## Begin DATASET ENTRIES
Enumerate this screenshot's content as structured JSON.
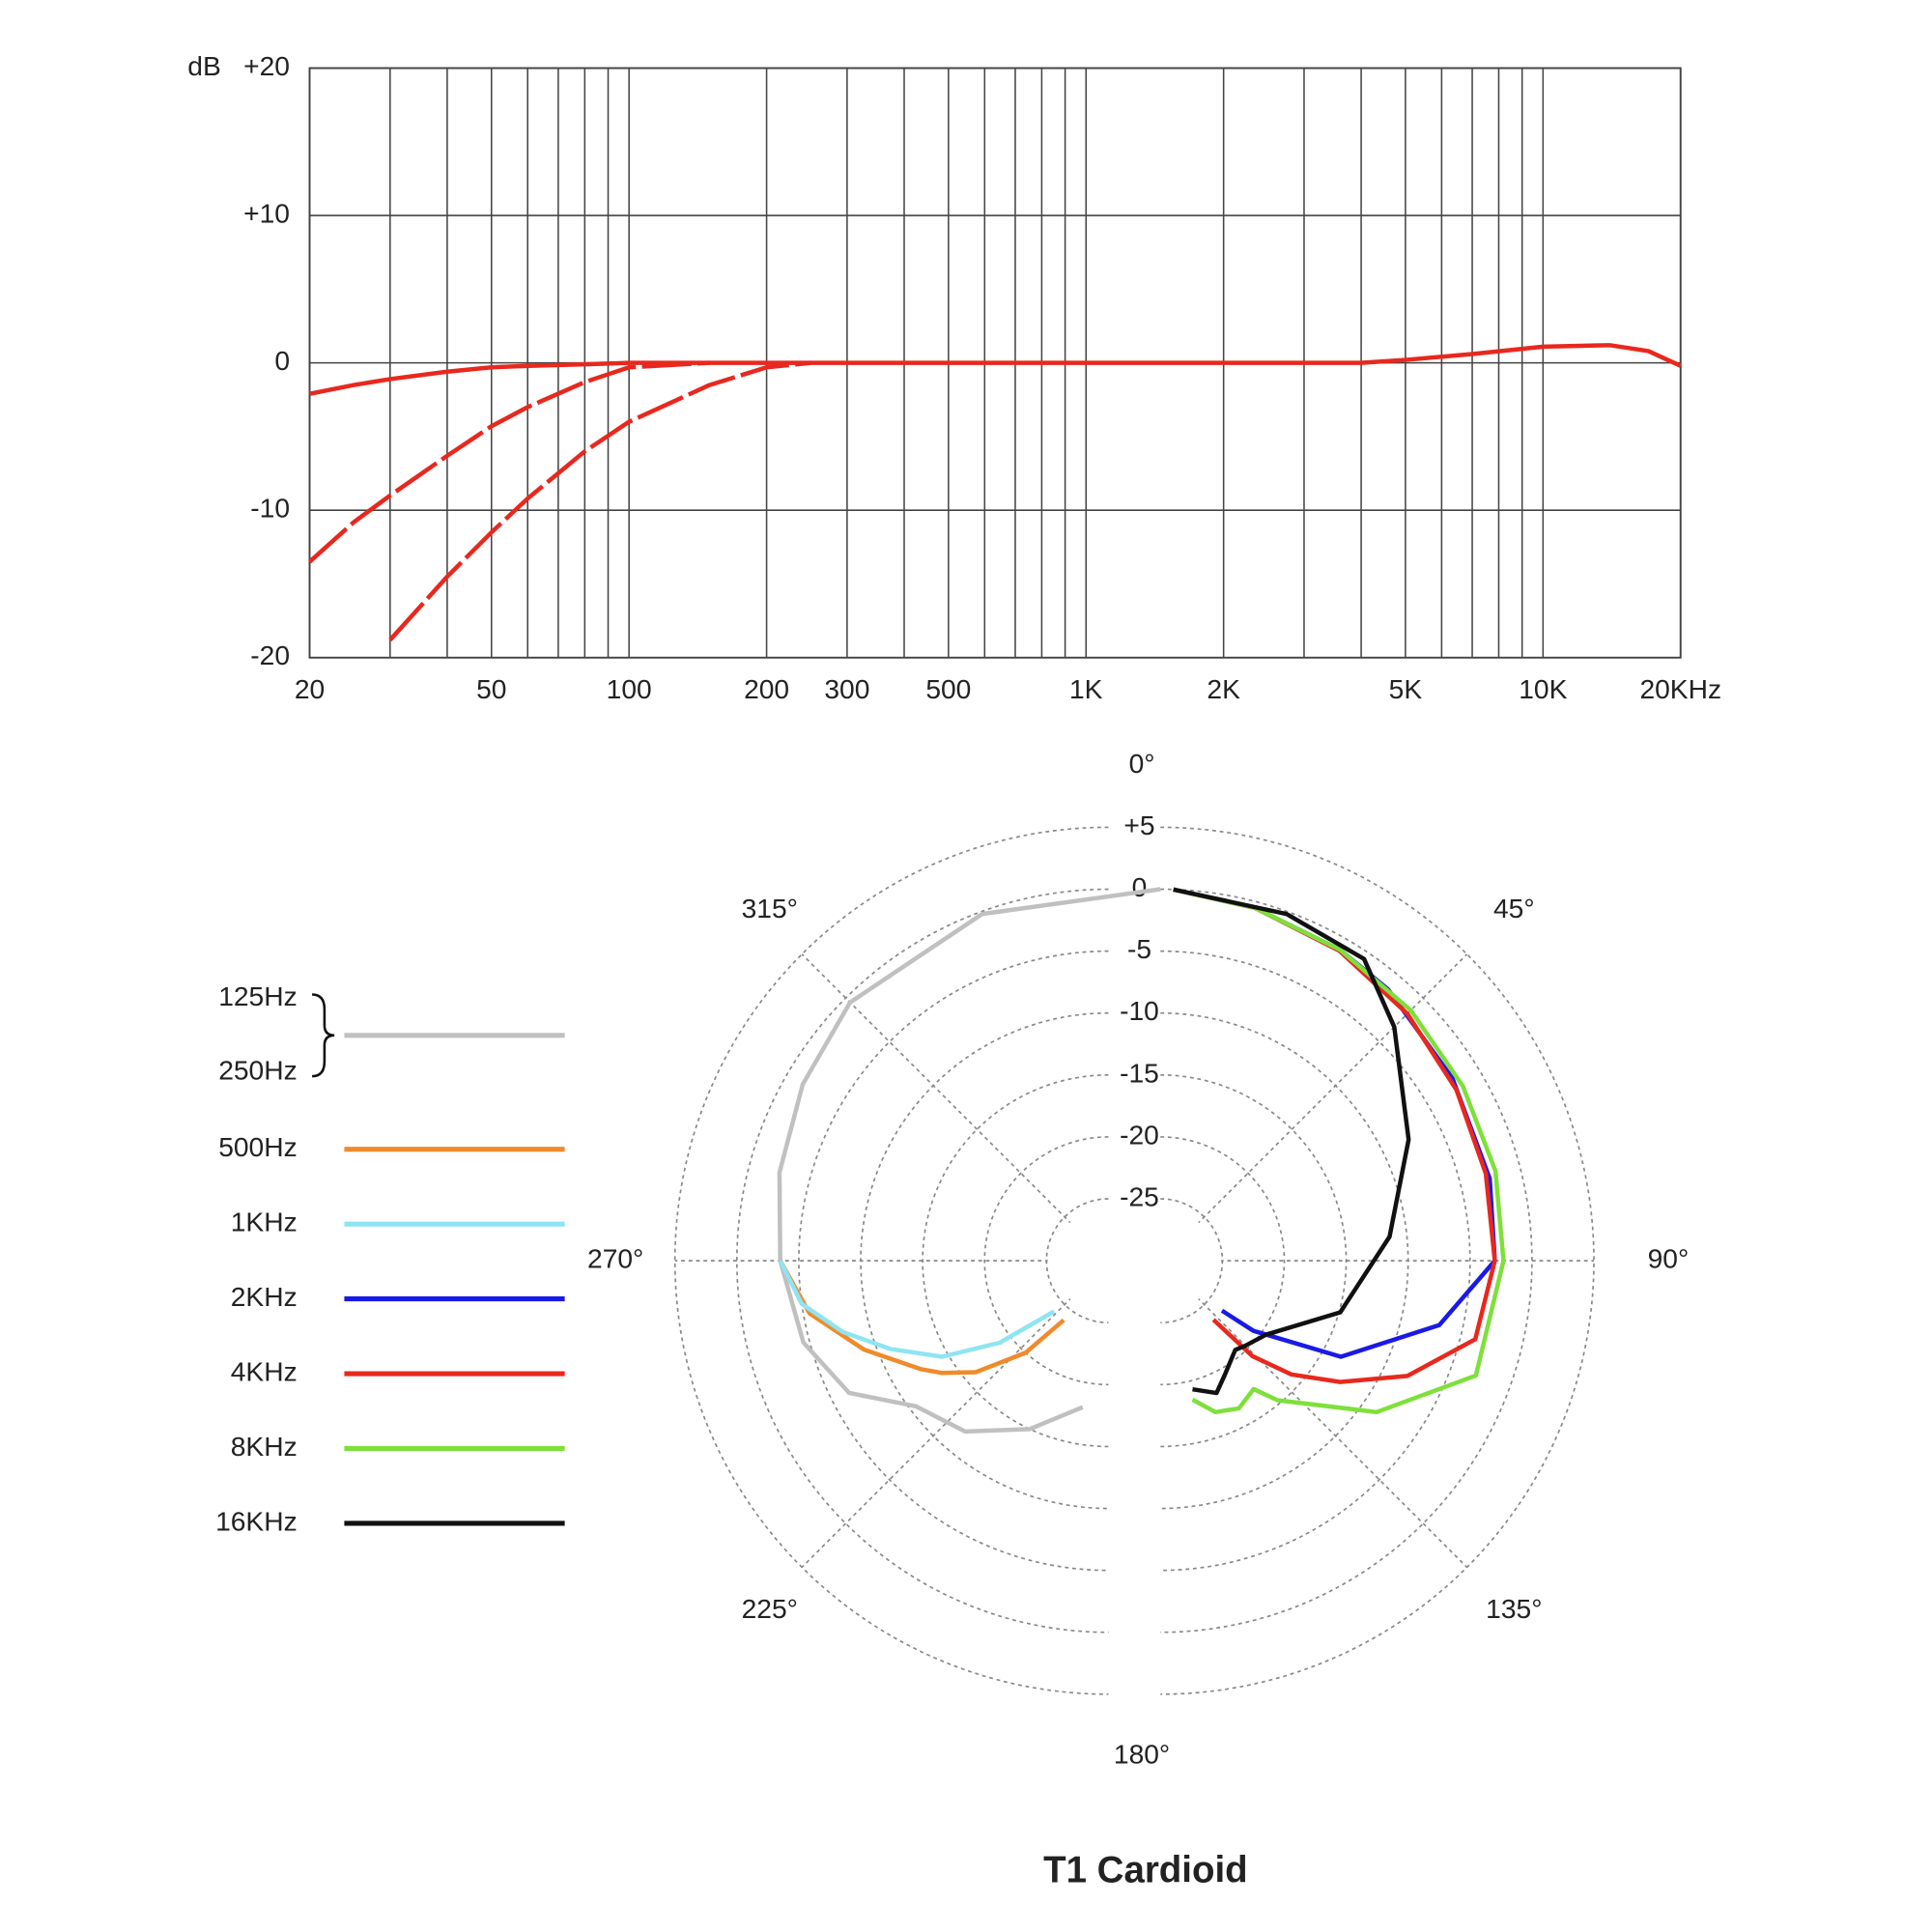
{
  "chart_data": [
    {
      "type": "line",
      "ylabel": "dB",
      "xscale": "log",
      "xlim": [
        20,
        20000
      ],
      "ylim": [
        -20,
        20
      ],
      "xticks": [
        20,
        50,
        100,
        200,
        300,
        500,
        {
          "value": 1000,
          "label": "1K"
        },
        {
          "value": 2000,
          "label": "2K"
        },
        {
          "value": 5000,
          "label": "5K"
        },
        {
          "value": 10000,
          "label": "10K"
        },
        {
          "value": 20000,
          "label": "20KHz"
        }
      ],
      "xgrid": [
        30,
        40,
        60,
        70,
        80,
        90,
        400,
        600,
        700,
        800,
        900,
        3000,
        4000,
        6000,
        7000,
        8000,
        9000
      ],
      "yticks": [
        {
          "value": 20,
          "label": "+20"
        },
        {
          "value": 10,
          "label": "+10"
        },
        0,
        -10,
        -20
      ],
      "grid": true,
      "x": [
        20,
        25,
        30,
        40,
        50,
        60,
        80,
        100,
        150,
        200,
        250,
        300,
        500,
        1000,
        2000,
        4000,
        5000,
        7000,
        10000,
        14000,
        17000,
        20000
      ],
      "series": [
        {
          "color": "#e8281e",
          "dashed": false,
          "values": [
            -2.1,
            -1.5,
            -1.1,
            -0.6,
            -0.3,
            -0.2,
            -0.1,
            0,
            0,
            0,
            0,
            0,
            0,
            0,
            0,
            0,
            0.2,
            0.6,
            1.1,
            1.2,
            0.8,
            -0.2
          ]
        },
        {
          "color": "#e8281e",
          "dashed": true,
          "values": [
            -13.5,
            -10.8,
            -9,
            -6.3,
            -4.3,
            -3,
            -1.3,
            -0.3,
            0,
            null,
            null,
            null,
            null,
            null,
            null,
            null,
            null,
            null,
            null,
            null,
            null,
            null
          ]
        },
        {
          "color": "#e8281e",
          "dashed": true,
          "values": [
            null,
            null,
            -18.8,
            -14.5,
            -11.5,
            -9.2,
            -6,
            -4,
            -1.5,
            -0.3,
            0,
            null,
            null,
            null,
            null,
            null,
            null,
            null,
            null,
            null,
            null,
            null
          ]
        }
      ]
    },
    {
      "type": "polar",
      "title": "T1 Cardioid",
      "rlim": [
        -30,
        5
      ],
      "rticks": [
        {
          "value": 5,
          "label": "+5"
        },
        0,
        -5,
        -10,
        -15,
        -20,
        -25
      ],
      "thetaticks": [
        {
          "value": 0,
          "label": "0°"
        },
        {
          "value": 45,
          "label": "45°"
        },
        {
          "value": 90,
          "label": "90°"
        },
        {
          "value": 135,
          "label": "135°"
        },
        {
          "value": 180,
          "label": "180°"
        },
        {
          "value": 225,
          "label": "225°"
        },
        {
          "value": 270,
          "label": "270°"
        },
        {
          "value": 315,
          "label": "315°"
        }
      ],
      "series": [
        {
          "names": [
            "125Hz",
            "250Hz"
          ],
          "color": "#c0c0c0",
          "theta": [
            360,
            340,
            315,
            300,
            285,
            270,
            255,
            243,
            233,
            220,
            205,
            190
          ],
          "values": [
            0,
            -0.2,
            -0.5,
            -1.5,
            -2.5,
            -3.5,
            -4.5,
            -6.5,
            -10.5,
            -12,
            -15,
            -18
          ]
        },
        {
          "name": "500Hz",
          "color": "#f08a2a",
          "theta": [
            270,
            260,
            250,
            240,
            236,
            230,
            222,
            217
          ],
          "values": [
            -3.5,
            -5.5,
            -9,
            -12.5,
            -13.8,
            -16,
            -20,
            -24
          ]
        },
        {
          "name": "1KHz",
          "color": "#8ee4f2",
          "theta": [
            270,
            262,
            255,
            248,
            240,
            233,
            227
          ],
          "values": [
            -3.5,
            -5,
            -7.8,
            -11,
            -14.5,
            -19,
            -24
          ]
        },
        {
          "name": "2KHz",
          "color": "#1a1ae6",
          "theta": [
            2,
            15,
            30,
            40,
            58,
            76,
            90,
            103,
            118,
            127,
            129
          ],
          "values": [
            0,
            -0.5,
            -1,
            -1.4,
            -2.2,
            -2.6,
            -3,
            -6.9,
            -13.5,
            -20.6,
            -23.6
          ]
        },
        {
          "name": "4KHz",
          "color": "#e8281e",
          "theta": [
            2,
            15,
            30,
            45,
            60,
            75,
            90,
            104,
            115,
            124,
            131,
            136,
            138
          ],
          "values": [
            0,
            -0.5,
            -1.1,
            -1.8,
            -2.4,
            -2.8,
            -3,
            -3.8,
            -8,
            -12.5,
            -16,
            -19.3,
            -23.6
          ]
        },
        {
          "name": "8KHz",
          "color": "#7ee03a",
          "theta": [
            2,
            15,
            30,
            45,
            60,
            75,
            90,
            110,
            125,
            140,
            144,
            152,
            160,
            167
          ],
          "values": [
            0,
            -0.5,
            -1,
            -1.4,
            -1.8,
            -2,
            -2.3,
            -2.9,
            -8.7,
            -15.3,
            -17.2,
            -16.5,
            -17,
            -18.5
          ]
        },
        {
          "name": "16KHz",
          "color": "#111111",
          "theta": [
            2,
            20,
            34,
            45,
            64,
            84,
            106,
            125,
            135,
            140,
            150,
            157,
            166
          ],
          "values": [
            0,
            -0.2,
            -0.6,
            -3.3,
            -7.7,
            -11.4,
            -14.9,
            -19.6,
            -20.3,
            -20.6,
            -19.5,
            -18.4,
            -19.3
          ]
        }
      ]
    }
  ]
}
## End DATASET ENTRIES
Reproduce the entries above exactly. Do not include the images.

Enumerate this screenshot's content as structured JSON.
{
  "chart_data": [
    {
      "type": "line",
      "ylabel": "dB",
      "xscale": "log",
      "xlim": [
        20,
        20000
      ],
      "ylim": [
        -20,
        20
      ],
      "xticks": [
        20,
        50,
        100,
        200,
        300,
        500,
        {
          "value": 1000,
          "label": "1K"
        },
        {
          "value": 2000,
          "label": "2K"
        },
        {
          "value": 5000,
          "label": "5K"
        },
        {
          "value": 10000,
          "label": "10K"
        },
        {
          "value": 20000,
          "label": "20KHz"
        }
      ],
      "xgrid": [
        30,
        40,
        60,
        70,
        80,
        90,
        400,
        600,
        700,
        800,
        900,
        3000,
        4000,
        6000,
        7000,
        8000,
        9000
      ],
      "yticks": [
        {
          "value": 20,
          "label": "+20"
        },
        {
          "value": 10,
          "label": "+10"
        },
        0,
        -10,
        -20
      ],
      "grid": true,
      "x": [
        20,
        25,
        30,
        40,
        50,
        60,
        80,
        100,
        150,
        200,
        250,
        300,
        500,
        1000,
        2000,
        4000,
        5000,
        7000,
        10000,
        14000,
        17000,
        20000
      ],
      "series": [
        {
          "color": "#e8281e",
          "dashed": false,
          "values": [
            -2.1,
            -1.5,
            -1.1,
            -0.6,
            -0.3,
            -0.2,
            -0.1,
            0,
            0,
            0,
            0,
            0,
            0,
            0,
            0,
            0,
            0.2,
            0.6,
            1.1,
            1.2,
            0.8,
            -0.2
          ]
        },
        {
          "color": "#e8281e",
          "dashed": true,
          "values": [
            -13.5,
            -10.8,
            -9,
            -6.3,
            -4.3,
            -3,
            -1.3,
            -0.3,
            0,
            null,
            null,
            null,
            null,
            null,
            null,
            null,
            null,
            null,
            null,
            null,
            null,
            null
          ]
        },
        {
          "color": "#e8281e",
          "dashed": true,
          "values": [
            null,
            null,
            -18.8,
            -14.5,
            -11.5,
            -9.2,
            -6,
            -4,
            -1.5,
            -0.3,
            0,
            null,
            null,
            null,
            null,
            null,
            null,
            null,
            null,
            null,
            null,
            null
          ]
        }
      ]
    },
    {
      "type": "polar",
      "title": "T1 Cardioid",
      "rlim": [
        -30,
        5
      ],
      "rticks": [
        {
          "value": 5,
          "label": "+5"
        },
        0,
        -5,
        -10,
        -15,
        -20,
        -25
      ],
      "thetaticks": [
        {
          "value": 0,
          "label": "0°"
        },
        {
          "value": 45,
          "label": "45°"
        },
        {
          "value": 90,
          "label": "90°"
        },
        {
          "value": 135,
          "label": "135°"
        },
        {
          "value": 180,
          "label": "180°"
        },
        {
          "value": 225,
          "label": "225°"
        },
        {
          "value": 270,
          "label": "270°"
        },
        {
          "value": 315,
          "label": "315°"
        }
      ],
      "series": [
        {
          "names": [
            "125Hz",
            "250Hz"
          ],
          "color": "#c0c0c0",
          "theta": [
            360,
            340,
            315,
            300,
            285,
            270,
            255,
            243,
            233,
            220,
            205,
            190
          ],
          "values": [
            0,
            -0.2,
            -0.5,
            -1.5,
            -2.5,
            -3.5,
            -4.5,
            -6.5,
            -10.5,
            -12,
            -15,
            -18
          ]
        },
        {
          "name": "500Hz",
          "color": "#f08a2a",
          "theta": [
            270,
            260,
            250,
            240,
            236,
            230,
            222,
            217
          ],
          "values": [
            -3.5,
            -5.5,
            -9,
            -12.5,
            -13.8,
            -16,
            -20,
            -24
          ]
        },
        {
          "name": "1KHz",
          "color": "#8ee4f2",
          "theta": [
            270,
            262,
            255,
            248,
            240,
            233,
            227
          ],
          "values": [
            -3.5,
            -5,
            -7.8,
            -11,
            -14.5,
            -19,
            -24
          ]
        },
        {
          "name": "2KHz",
          "color": "#1a1ae6",
          "theta": [
            2,
            15,
            30,
            40,
            58,
            76,
            90,
            103,
            118,
            127,
            129
          ],
          "values": [
            0,
            -0.5,
            -1,
            -1.4,
            -2.2,
            -2.6,
            -3,
            -6.9,
            -13.5,
            -20.6,
            -23.6
          ]
        },
        {
          "name": "4KHz",
          "color": "#e8281e",
          "theta": [
            2,
            15,
            30,
            45,
            60,
            75,
            90,
            104,
            115,
            124,
            131,
            136,
            138
          ],
          "values": [
            0,
            -0.5,
            -1.1,
            -1.8,
            -2.4,
            -2.8,
            -3,
            -3.8,
            -8,
            -12.5,
            -16,
            -19.3,
            -23.6
          ]
        },
        {
          "name": "8KHz",
          "color": "#7ee03a",
          "theta": [
            2,
            15,
            30,
            45,
            60,
            75,
            90,
            110,
            125,
            140,
            144,
            152,
            160,
            167
          ],
          "values": [
            0,
            -0.5,
            -1,
            -1.4,
            -1.8,
            -2,
            -2.3,
            -2.9,
            -8.7,
            -15.3,
            -17.2,
            -16.5,
            -17,
            -18.5
          ]
        },
        {
          "name": "16KHz",
          "color": "#111111",
          "theta": [
            2,
            20,
            34,
            45,
            64,
            84,
            106,
            125,
            135,
            140,
            150,
            157,
            166
          ],
          "values": [
            0,
            -0.2,
            -0.6,
            -3.3,
            -7.7,
            -11.4,
            -14.9,
            -19.6,
            -20.3,
            -20.6,
            -19.5,
            -18.4,
            -19.3
          ]
        }
      ]
    }
  ]
}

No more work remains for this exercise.